- [TASK DETAILS]
From the entries below, copy every line holding the word "سنجش".

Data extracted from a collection
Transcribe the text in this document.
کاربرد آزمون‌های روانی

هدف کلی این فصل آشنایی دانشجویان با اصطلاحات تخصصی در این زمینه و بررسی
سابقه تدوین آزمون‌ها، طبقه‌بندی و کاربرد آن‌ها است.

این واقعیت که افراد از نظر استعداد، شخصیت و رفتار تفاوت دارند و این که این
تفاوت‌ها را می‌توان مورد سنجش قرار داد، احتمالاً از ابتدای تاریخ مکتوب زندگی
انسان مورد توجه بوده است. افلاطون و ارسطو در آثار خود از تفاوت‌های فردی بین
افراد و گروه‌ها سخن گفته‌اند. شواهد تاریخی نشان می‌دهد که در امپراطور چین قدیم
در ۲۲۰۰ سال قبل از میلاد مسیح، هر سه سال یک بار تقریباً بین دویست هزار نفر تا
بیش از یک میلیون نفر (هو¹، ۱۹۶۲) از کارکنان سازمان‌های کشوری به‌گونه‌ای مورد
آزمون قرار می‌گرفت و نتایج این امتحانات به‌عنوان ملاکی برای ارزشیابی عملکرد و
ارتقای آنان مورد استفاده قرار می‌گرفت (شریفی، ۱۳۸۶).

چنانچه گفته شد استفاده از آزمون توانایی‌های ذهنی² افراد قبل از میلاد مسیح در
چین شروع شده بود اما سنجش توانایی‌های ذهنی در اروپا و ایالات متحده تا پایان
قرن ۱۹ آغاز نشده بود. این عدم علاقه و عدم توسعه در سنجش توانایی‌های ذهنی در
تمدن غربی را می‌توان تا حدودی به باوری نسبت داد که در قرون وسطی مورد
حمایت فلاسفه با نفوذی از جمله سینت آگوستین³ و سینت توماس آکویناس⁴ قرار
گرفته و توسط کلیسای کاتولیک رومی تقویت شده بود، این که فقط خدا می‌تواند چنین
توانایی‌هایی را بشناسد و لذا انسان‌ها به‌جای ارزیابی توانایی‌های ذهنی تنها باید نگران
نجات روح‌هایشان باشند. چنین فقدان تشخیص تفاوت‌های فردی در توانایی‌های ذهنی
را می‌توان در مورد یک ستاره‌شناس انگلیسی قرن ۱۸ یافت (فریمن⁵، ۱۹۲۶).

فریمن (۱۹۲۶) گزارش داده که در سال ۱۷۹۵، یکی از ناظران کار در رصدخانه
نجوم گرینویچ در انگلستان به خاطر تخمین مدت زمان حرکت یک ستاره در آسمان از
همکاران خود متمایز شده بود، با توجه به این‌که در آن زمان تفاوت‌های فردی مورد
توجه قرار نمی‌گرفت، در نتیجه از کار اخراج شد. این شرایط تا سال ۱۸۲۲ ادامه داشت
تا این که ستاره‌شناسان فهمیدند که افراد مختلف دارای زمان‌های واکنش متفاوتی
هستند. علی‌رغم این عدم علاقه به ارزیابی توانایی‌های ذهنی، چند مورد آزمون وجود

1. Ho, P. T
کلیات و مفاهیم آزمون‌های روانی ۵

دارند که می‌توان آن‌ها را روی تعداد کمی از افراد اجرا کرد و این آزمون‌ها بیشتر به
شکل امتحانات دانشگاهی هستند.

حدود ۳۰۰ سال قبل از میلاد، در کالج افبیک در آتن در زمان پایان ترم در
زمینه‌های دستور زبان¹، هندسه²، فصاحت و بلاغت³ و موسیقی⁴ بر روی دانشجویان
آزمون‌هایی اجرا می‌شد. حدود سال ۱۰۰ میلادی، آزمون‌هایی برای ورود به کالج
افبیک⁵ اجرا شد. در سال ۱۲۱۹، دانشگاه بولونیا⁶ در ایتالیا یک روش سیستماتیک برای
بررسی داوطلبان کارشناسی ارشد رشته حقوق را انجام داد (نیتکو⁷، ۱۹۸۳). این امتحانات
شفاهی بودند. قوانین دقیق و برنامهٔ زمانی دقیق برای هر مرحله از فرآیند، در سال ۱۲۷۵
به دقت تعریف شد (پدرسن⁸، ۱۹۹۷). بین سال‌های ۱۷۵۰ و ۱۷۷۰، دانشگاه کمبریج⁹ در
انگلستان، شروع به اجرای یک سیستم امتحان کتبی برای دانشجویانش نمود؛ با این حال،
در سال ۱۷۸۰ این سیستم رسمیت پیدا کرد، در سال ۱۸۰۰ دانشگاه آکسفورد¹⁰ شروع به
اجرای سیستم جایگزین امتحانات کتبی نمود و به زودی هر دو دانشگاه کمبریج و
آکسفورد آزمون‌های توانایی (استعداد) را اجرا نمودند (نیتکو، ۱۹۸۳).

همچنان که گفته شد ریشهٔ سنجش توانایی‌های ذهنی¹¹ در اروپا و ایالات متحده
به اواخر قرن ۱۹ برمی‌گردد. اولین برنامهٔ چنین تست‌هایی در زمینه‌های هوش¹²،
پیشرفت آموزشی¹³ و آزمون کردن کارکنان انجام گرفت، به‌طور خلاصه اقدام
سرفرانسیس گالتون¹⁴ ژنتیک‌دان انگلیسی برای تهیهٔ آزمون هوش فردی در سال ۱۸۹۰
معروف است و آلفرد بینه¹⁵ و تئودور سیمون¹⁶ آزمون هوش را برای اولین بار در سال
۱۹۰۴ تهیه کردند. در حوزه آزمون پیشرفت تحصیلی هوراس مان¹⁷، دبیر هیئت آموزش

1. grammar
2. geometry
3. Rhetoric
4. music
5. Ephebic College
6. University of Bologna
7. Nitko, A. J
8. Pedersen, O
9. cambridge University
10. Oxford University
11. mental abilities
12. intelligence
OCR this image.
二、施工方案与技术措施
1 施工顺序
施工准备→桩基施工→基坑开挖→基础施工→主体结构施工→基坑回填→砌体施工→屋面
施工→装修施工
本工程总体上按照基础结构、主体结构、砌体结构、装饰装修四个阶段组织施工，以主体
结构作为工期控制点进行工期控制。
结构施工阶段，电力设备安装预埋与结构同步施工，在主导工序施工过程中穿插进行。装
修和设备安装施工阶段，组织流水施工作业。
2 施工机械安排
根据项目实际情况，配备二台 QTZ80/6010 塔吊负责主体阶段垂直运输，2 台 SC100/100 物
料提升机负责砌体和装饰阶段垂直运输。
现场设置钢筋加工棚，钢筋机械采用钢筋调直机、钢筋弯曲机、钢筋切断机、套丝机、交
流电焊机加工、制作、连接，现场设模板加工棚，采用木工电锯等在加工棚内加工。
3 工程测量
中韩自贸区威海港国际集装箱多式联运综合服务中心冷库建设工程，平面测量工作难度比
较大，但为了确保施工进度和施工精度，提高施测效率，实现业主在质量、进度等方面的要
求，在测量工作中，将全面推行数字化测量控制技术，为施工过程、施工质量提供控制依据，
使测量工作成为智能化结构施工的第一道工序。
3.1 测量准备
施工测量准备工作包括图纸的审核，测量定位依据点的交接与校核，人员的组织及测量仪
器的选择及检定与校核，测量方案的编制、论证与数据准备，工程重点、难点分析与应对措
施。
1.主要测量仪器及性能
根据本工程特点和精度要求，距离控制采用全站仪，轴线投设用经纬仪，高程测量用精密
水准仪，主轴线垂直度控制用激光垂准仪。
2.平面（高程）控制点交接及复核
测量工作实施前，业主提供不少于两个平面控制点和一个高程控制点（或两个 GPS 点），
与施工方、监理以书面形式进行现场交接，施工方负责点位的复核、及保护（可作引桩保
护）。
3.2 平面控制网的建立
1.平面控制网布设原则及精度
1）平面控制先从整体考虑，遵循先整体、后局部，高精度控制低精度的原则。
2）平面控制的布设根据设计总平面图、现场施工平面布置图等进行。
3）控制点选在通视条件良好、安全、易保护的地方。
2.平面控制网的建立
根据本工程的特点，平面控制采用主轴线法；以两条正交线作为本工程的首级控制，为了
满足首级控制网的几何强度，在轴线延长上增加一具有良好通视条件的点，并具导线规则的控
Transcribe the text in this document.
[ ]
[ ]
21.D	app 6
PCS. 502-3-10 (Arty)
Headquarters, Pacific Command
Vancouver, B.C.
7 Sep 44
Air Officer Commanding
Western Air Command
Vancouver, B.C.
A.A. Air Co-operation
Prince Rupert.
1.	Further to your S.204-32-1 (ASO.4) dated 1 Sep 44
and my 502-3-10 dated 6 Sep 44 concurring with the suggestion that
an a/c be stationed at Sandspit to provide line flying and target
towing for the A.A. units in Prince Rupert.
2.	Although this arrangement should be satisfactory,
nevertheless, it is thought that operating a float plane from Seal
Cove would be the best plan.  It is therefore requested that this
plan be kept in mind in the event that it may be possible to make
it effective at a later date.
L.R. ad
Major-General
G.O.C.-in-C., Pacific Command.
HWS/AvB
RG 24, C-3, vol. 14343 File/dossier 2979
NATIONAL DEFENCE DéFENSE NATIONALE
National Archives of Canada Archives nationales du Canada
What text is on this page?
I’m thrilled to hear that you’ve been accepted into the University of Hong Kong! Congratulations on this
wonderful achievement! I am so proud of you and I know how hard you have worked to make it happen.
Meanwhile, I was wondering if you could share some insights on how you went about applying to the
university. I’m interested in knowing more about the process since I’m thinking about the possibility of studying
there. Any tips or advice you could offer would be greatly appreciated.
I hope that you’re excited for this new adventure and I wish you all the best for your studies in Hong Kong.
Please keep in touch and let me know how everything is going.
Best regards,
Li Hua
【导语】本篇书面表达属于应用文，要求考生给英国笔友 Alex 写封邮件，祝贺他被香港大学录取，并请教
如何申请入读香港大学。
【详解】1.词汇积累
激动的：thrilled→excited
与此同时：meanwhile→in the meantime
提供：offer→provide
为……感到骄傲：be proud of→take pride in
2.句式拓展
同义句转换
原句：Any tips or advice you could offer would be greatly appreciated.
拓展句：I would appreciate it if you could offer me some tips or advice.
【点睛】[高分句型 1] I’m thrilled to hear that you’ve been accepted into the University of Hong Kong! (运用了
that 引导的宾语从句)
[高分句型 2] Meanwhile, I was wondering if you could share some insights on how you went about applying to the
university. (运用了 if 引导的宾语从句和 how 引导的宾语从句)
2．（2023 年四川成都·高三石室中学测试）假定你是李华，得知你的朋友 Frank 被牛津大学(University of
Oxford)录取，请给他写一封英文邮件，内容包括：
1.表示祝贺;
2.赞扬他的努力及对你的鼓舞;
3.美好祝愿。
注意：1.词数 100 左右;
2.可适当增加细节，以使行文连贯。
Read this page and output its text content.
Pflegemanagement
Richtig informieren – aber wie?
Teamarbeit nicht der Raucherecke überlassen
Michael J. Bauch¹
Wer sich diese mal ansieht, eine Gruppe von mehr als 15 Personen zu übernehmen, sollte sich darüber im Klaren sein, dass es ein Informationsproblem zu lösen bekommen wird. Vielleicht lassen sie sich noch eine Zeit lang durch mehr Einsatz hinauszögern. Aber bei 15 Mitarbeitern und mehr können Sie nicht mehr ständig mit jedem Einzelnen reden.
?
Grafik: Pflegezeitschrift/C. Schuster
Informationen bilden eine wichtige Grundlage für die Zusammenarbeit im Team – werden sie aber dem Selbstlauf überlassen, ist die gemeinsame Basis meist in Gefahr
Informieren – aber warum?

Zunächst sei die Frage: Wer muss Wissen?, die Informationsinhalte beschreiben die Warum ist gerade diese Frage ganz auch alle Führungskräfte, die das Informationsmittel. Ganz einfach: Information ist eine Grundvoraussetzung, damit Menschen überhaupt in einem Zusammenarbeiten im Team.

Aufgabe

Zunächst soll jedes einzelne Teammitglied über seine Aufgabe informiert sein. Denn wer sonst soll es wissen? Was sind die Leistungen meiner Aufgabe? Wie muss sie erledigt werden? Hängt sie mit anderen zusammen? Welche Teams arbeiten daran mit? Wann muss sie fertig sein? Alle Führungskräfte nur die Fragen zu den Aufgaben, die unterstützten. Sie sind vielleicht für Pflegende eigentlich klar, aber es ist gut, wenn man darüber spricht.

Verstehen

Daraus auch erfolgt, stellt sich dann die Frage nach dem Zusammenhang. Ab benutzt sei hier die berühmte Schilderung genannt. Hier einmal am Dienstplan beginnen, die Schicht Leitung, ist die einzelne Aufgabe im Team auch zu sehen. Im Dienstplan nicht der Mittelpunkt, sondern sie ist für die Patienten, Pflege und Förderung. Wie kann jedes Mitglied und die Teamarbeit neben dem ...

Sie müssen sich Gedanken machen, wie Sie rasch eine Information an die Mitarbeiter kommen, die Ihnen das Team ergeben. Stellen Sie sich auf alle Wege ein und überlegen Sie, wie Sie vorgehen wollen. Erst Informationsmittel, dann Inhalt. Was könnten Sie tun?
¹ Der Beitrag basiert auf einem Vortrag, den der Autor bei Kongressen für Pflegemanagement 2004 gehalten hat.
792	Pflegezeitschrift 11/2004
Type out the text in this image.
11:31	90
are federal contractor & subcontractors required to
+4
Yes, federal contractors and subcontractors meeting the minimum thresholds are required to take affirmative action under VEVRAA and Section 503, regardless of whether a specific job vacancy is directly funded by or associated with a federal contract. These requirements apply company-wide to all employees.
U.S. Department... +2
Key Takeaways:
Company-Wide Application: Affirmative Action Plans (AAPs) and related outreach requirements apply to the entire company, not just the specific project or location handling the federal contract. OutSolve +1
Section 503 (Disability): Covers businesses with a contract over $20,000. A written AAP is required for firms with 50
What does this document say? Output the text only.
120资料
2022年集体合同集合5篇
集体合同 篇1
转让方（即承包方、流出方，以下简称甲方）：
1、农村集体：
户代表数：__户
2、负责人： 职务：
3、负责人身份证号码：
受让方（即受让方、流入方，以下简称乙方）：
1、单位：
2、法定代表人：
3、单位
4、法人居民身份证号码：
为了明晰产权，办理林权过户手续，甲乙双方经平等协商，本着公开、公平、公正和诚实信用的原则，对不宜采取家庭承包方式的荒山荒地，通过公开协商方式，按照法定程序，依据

- [RESULT FOR THIS EXERCISE]
تفاوت‌ها را می‌توان مورد سنجش قرار داد، احتمالاً از ابتدای تاریخ مکتوب زندگی
چین شروع شده بود اما سنجش توانایی‌های ذهنی در اروپا و ایالات متحده تا پایان
قرن ۱۹ آغاز نشده بود. این عدم علاقه و عدم توسعه در سنجش توانایی‌های ذهنی در
همچنان که گفته شد ریشهٔ سنجش توانایی‌های ذهنی¹¹ در اروپا و ایالات متحده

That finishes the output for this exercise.